• [WHAT IS REQUIRED] Only the number is wanted: how many lines contain the word "outside"?

***** MATERIAL TO PROCESS *****

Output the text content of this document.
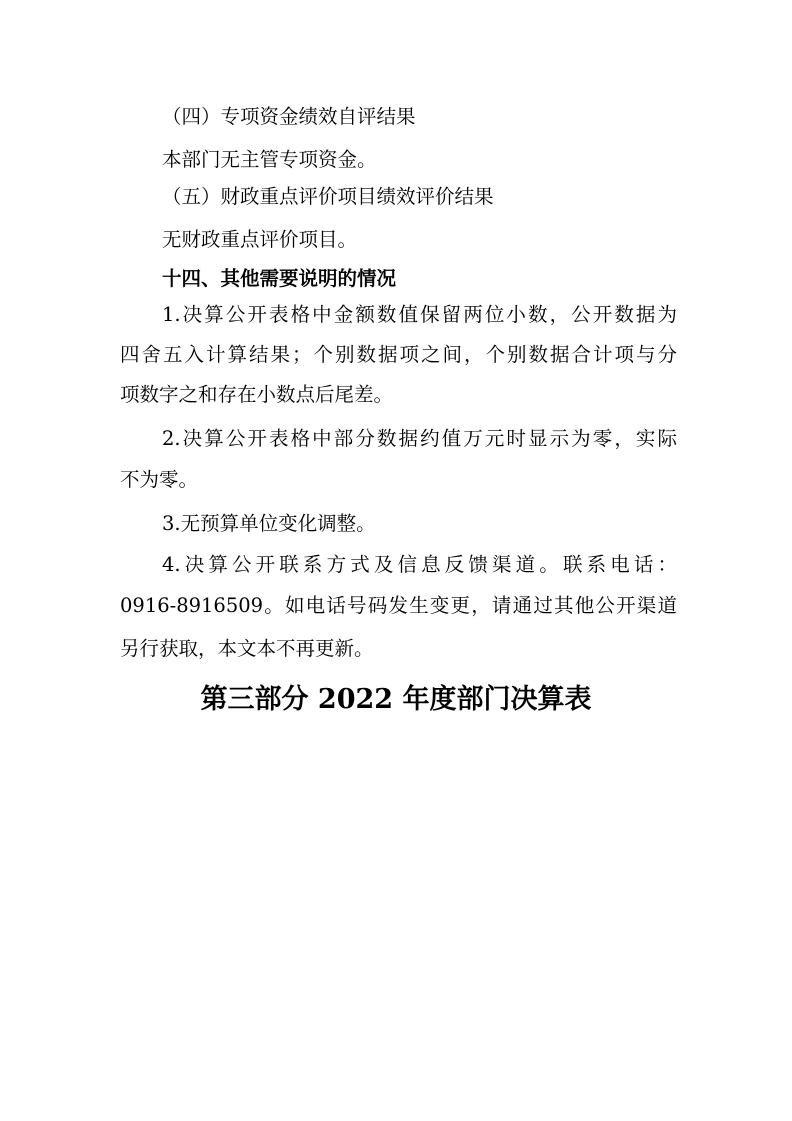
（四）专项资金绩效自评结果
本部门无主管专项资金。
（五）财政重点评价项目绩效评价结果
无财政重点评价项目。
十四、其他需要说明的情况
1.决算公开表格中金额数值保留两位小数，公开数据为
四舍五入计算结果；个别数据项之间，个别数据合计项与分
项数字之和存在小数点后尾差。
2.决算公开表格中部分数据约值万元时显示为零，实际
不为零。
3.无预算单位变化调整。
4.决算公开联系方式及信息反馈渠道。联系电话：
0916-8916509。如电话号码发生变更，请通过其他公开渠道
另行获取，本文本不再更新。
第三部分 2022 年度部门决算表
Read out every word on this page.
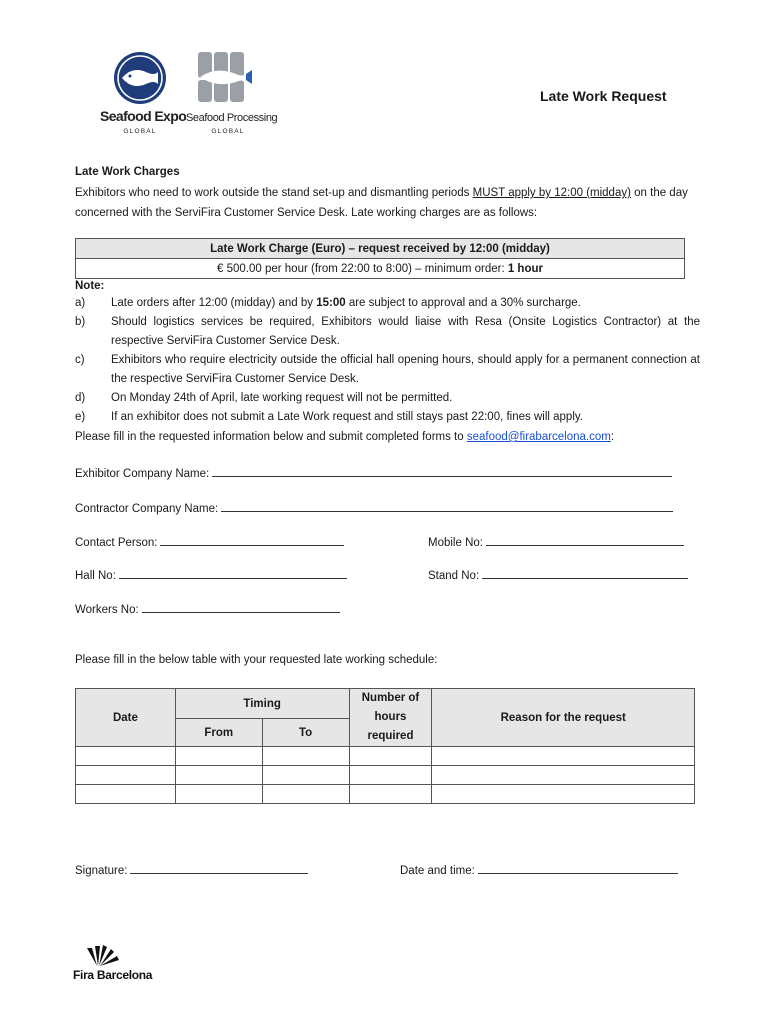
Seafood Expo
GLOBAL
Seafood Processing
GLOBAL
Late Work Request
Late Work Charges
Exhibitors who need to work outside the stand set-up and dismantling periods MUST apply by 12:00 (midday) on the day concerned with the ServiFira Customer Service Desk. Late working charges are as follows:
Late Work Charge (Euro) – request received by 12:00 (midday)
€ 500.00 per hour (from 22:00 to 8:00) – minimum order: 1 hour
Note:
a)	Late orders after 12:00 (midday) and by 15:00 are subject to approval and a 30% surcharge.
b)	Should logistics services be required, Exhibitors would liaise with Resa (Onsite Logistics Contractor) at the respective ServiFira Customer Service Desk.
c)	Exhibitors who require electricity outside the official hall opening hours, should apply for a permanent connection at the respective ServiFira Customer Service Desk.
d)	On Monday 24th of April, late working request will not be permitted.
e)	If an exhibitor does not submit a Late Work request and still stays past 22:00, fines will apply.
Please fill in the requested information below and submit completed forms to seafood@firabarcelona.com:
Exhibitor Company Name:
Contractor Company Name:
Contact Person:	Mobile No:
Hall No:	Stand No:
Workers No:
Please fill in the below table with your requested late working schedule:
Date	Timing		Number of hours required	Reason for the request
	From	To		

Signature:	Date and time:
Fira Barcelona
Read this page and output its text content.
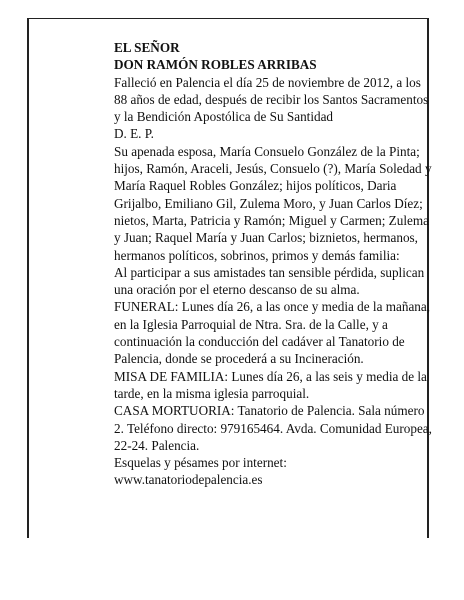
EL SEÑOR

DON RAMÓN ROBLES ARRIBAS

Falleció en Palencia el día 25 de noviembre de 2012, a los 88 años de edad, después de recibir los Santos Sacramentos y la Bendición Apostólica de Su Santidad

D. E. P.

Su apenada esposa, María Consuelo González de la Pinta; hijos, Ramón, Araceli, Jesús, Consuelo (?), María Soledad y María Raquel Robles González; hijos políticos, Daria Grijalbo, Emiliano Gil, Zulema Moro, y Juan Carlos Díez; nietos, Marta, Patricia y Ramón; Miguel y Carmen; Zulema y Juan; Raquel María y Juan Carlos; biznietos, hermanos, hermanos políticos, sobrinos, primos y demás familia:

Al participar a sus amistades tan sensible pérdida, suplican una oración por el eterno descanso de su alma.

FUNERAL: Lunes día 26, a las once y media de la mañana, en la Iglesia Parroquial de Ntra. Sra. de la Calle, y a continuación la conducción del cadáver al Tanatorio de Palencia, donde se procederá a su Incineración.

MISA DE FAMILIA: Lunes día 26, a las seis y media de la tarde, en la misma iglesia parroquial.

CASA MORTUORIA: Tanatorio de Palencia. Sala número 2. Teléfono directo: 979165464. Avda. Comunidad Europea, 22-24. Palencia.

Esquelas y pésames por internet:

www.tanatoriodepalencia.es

*****

• [EXERCISE SOLUTION] 2